Will you output the entries below exactly, skipping every image they contain?

Records provided:
======

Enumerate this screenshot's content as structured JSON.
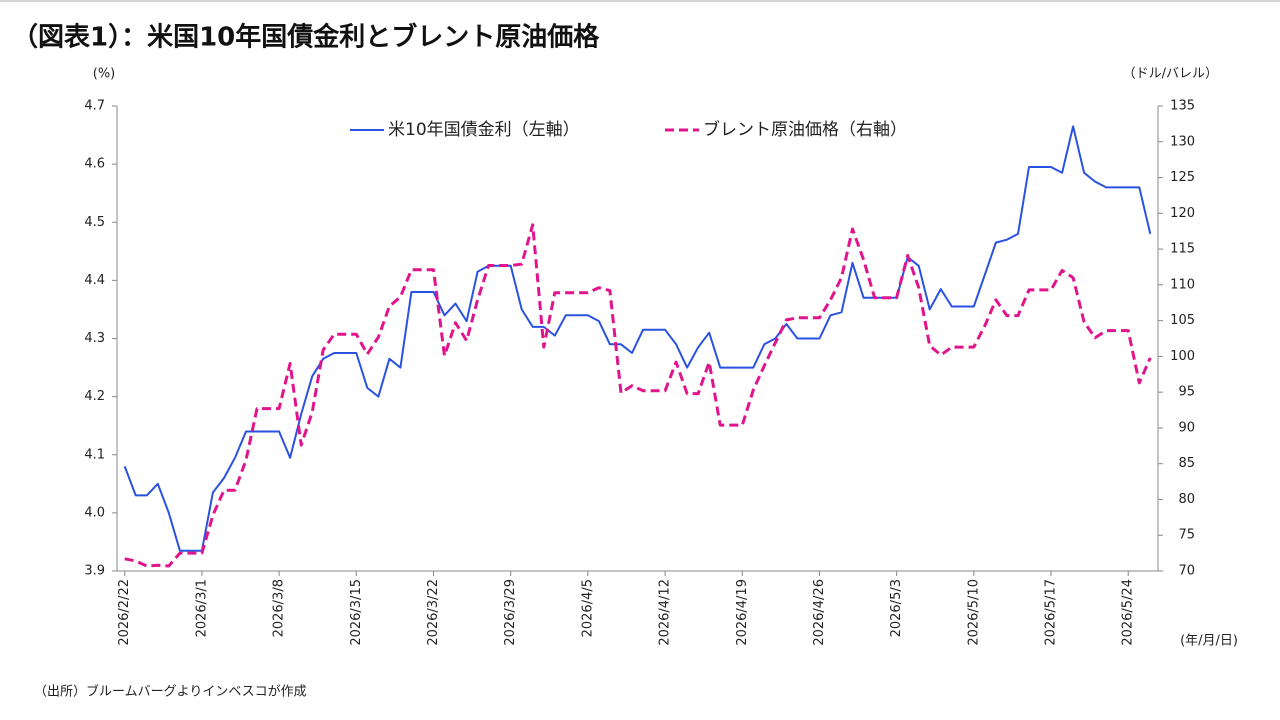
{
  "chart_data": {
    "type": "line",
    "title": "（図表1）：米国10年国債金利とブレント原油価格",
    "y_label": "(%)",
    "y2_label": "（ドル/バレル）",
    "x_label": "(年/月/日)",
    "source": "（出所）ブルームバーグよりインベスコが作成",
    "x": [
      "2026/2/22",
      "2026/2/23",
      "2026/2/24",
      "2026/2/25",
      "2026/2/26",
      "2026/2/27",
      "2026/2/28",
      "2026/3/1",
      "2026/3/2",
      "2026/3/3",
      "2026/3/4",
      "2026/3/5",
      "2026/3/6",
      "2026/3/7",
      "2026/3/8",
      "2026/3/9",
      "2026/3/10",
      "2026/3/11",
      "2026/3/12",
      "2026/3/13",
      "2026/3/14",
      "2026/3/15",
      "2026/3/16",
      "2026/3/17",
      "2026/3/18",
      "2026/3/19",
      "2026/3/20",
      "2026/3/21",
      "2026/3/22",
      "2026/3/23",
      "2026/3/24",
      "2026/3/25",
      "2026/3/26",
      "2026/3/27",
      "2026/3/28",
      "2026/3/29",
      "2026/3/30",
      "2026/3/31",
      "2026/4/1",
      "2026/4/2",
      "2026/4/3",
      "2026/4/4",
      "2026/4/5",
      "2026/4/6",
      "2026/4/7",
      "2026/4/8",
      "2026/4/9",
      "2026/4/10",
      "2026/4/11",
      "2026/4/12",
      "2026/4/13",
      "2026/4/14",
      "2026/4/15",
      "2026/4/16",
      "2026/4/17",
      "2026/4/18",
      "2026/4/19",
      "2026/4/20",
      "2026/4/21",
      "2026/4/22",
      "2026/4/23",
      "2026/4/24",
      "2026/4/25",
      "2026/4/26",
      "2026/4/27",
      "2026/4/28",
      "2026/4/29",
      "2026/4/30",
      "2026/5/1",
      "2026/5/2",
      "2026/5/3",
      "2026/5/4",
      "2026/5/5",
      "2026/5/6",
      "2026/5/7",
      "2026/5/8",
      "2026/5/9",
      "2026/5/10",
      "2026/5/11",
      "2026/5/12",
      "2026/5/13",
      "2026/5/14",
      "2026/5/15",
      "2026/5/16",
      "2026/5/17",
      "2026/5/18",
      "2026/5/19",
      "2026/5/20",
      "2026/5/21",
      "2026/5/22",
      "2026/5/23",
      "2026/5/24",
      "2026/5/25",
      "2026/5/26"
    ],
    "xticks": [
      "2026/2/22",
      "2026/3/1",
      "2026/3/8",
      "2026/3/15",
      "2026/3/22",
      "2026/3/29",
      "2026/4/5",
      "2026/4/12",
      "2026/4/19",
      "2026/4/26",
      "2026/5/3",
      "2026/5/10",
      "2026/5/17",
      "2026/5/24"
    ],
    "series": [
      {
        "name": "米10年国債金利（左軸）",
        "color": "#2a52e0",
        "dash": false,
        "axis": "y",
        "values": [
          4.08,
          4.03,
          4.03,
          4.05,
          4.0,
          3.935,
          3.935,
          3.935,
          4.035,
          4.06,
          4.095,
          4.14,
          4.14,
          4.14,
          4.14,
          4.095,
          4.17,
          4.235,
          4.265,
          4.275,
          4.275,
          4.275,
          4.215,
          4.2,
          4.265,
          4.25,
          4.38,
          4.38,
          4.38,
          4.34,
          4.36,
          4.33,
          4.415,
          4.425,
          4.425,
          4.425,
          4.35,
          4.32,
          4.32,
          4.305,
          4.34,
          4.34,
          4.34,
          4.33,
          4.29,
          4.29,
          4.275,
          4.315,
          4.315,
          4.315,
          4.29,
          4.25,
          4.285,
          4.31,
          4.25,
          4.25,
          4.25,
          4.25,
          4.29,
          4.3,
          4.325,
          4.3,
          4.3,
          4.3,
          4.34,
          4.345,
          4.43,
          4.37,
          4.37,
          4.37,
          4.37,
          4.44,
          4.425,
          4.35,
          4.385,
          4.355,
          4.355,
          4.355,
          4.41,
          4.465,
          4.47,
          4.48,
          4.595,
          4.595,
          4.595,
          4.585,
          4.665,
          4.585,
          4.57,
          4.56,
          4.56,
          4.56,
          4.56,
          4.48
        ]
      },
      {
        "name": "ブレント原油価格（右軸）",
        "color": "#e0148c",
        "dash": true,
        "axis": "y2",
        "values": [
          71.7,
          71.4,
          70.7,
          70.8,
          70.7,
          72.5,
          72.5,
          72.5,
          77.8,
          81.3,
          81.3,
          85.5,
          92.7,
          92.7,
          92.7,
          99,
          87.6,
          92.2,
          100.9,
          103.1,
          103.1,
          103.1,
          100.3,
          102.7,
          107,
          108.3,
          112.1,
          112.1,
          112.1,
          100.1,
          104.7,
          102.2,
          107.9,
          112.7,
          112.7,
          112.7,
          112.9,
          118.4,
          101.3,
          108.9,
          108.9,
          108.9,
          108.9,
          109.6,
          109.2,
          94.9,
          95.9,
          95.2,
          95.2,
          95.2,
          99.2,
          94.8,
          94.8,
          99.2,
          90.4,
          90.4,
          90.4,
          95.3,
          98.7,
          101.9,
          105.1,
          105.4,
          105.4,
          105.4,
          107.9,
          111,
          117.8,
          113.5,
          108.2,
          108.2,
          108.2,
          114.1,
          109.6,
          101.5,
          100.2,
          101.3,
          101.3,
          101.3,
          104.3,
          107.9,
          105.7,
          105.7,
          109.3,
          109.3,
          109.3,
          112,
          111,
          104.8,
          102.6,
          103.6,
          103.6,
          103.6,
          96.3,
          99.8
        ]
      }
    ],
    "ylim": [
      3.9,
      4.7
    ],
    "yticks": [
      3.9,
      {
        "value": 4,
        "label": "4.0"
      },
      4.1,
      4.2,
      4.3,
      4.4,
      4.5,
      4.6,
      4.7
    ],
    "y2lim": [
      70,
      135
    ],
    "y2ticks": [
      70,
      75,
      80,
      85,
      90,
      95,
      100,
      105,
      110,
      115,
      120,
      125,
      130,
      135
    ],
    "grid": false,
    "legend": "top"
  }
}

======

Full answer:
Enumerate this screenshot's content as structured JSON.
{
  "chart_data": {
    "type": "line",
    "title": "（図表1）：米国10年国債金利とブレント原油価格",
    "y_label": "(%)",
    "y2_label": "（ドル/バレル）",
    "x_label": "(年/月/日)",
    "source": "（出所）ブルームバーグよりインベスコが作成",
    "x": [
      "2026/2/22",
      "2026/2/23",
      "2026/2/24",
      "2026/2/25",
      "2026/2/26",
      "2026/2/27",
      "2026/2/28",
      "2026/3/1",
      "2026/3/2",
      "2026/3/3",
      "2026/3/4",
      "2026/3/5",
      "2026/3/6",
      "2026/3/7",
      "2026/3/8",
      "2026/3/9",
      "2026/3/10",
      "2026/3/11",
      "2026/3/12",
      "2026/3/13",
      "2026/3/14",
      "2026/3/15",
      "2026/3/16",
      "2026/3/17",
      "2026/3/18",
      "2026/3/19",
      "2026/3/20",
      "2026/3/21",
      "2026/3/22",
      "2026/3/23",
      "2026/3/24",
      "2026/3/25",
      "2026/3/26",
      "2026/3/27",
      "2026/3/28",
      "2026/3/29",
      "2026/3/30",
      "2026/3/31",
      "2026/4/1",
      "2026/4/2",
      "2026/4/3",
      "2026/4/4",
      "2026/4/5",
      "2026/4/6",
      "2026/4/7",
      "2026/4/8",
      "2026/4/9",
      "2026/4/10",
      "2026/4/11",
      "2026/4/12",
      "2026/4/13",
      "2026/4/14",
      "2026/4/15",
      "2026/4/16",
      "2026/4/17",
      "2026/4/18",
      "2026/4/19",
      "2026/4/20",
      "2026/4/21",
      "2026/4/22",
      "2026/4/23",
      "2026/4/24",
      "2026/4/25",
      "2026/4/26",
      "2026/4/27",
      "2026/4/28",
      "2026/4/29",
      "2026/4/30",
      "2026/5/1",
      "2026/5/2",
      "2026/5/3",
      "2026/5/4",
      "2026/5/5",
      "2026/5/6",
      "2026/5/7",
      "2026/5/8",
      "2026/5/9",
      "2026/5/10",
      "2026/5/11",
      "2026/5/12",
      "2026/5/13",
      "2026/5/14",
      "2026/5/15",
      "2026/5/16",
      "2026/5/17",
      "2026/5/18",
      "2026/5/19",
      "2026/5/20",
      "2026/5/21",
      "2026/5/22",
      "2026/5/23",
      "2026/5/24",
      "2026/5/25",
      "2026/5/26"
    ],
    "xticks": [
      "2026/2/22",
      "2026/3/1",
      "2026/3/8",
      "2026/3/15",
      "2026/3/22",
      "2026/3/29",
      "2026/4/5",
      "2026/4/12",
      "2026/4/19",
      "2026/4/26",
      "2026/5/3",
      "2026/5/10",
      "2026/5/17",
      "2026/5/24"
    ],
    "series": [
      {
        "name": "米10年国債金利（左軸）",
        "color": "#2a52e0",
        "dash": false,
        "axis": "y",
        "values": [
          4.08,
          4.03,
          4.03,
          4.05,
          4.0,
          3.935,
          3.935,
          3.935,
          4.035,
          4.06,
          4.095,
          4.14,
          4.14,
          4.14,
          4.14,
          4.095,
          4.17,
          4.235,
          4.265,
          4.275,
          4.275,
          4.275,
          4.215,
          4.2,
          4.265,
          4.25,
          4.38,
          4.38,
          4.38,
          4.34,
          4.36,
          4.33,
          4.415,
          4.425,
          4.425,
          4.425,
          4.35,
          4.32,
          4.32,
          4.305,
          4.34,
          4.34,
          4.34,
          4.33,
          4.29,
          4.29,
          4.275,
          4.315,
          4.315,
          4.315,
          4.29,
          4.25,
          4.285,
          4.31,
          4.25,
          4.25,
          4.25,
          4.25,
          4.29,
          4.3,
          4.325,
          4.3,
          4.3,
          4.3,
          4.34,
          4.345,
          4.43,
          4.37,
          4.37,
          4.37,
          4.37,
          4.44,
          4.425,
          4.35,
          4.385,
          4.355,
          4.355,
          4.355,
          4.41,
          4.465,
          4.47,
          4.48,
          4.595,
          4.595,
          4.595,
          4.585,
          4.665,
          4.585,
          4.57,
          4.56,
          4.56,
          4.56,
          4.56,
          4.48
        ]
      },
      {
        "name": "ブレント原油価格（右軸）",
        "color": "#e0148c",
        "dash": true,
        "axis": "y2",
        "values": [
          71.7,
          71.4,
          70.7,
          70.8,
          70.7,
          72.5,
          72.5,
          72.5,
          77.8,
          81.3,
          81.3,
          85.5,
          92.7,
          92.7,
          92.7,
          99,
          87.6,
          92.2,
          100.9,
          103.1,
          103.1,
          103.1,
          100.3,
          102.7,
          107,
          108.3,
          112.1,
          112.1,
          112.1,
          100.1,
          104.7,
          102.2,
          107.9,
          112.7,
          112.7,
          112.7,
          112.9,
          118.4,
          101.3,
          108.9,
          108.9,
          108.9,
          108.9,
          109.6,
          109.2,
          94.9,
          95.9,
          95.2,
          95.2,
          95.2,
          99.2,
          94.8,
          94.8,
          99.2,
          90.4,
          90.4,
          90.4,
          95.3,
          98.7,
          101.9,
          105.1,
          105.4,
          105.4,
          105.4,
          107.9,
          111,
          117.8,
          113.5,
          108.2,
          108.2,
          108.2,
          114.1,
          109.6,
          101.5,
          100.2,
          101.3,
          101.3,
          101.3,
          104.3,
          107.9,
          105.7,
          105.7,
          109.3,
          109.3,
          109.3,
          112,
          111,
          104.8,
          102.6,
          103.6,
          103.6,
          103.6,
          96.3,
          99.8
        ]
      }
    ],
    "ylim": [
      3.9,
      4.7
    ],
    "yticks": [
      3.9,
      {
        "value": 4,
        "label": "4.0"
      },
      4.1,
      4.2,
      4.3,
      4.4,
      4.5,
      4.6,
      4.7
    ],
    "y2lim": [
      70,
      135
    ],
    "y2ticks": [
      70,
      75,
      80,
      85,
      90,
      95,
      100,
      105,
      110,
      115,
      120,
      125,
      130,
      135
    ],
    "grid": false,
    "legend": "top"
  }
}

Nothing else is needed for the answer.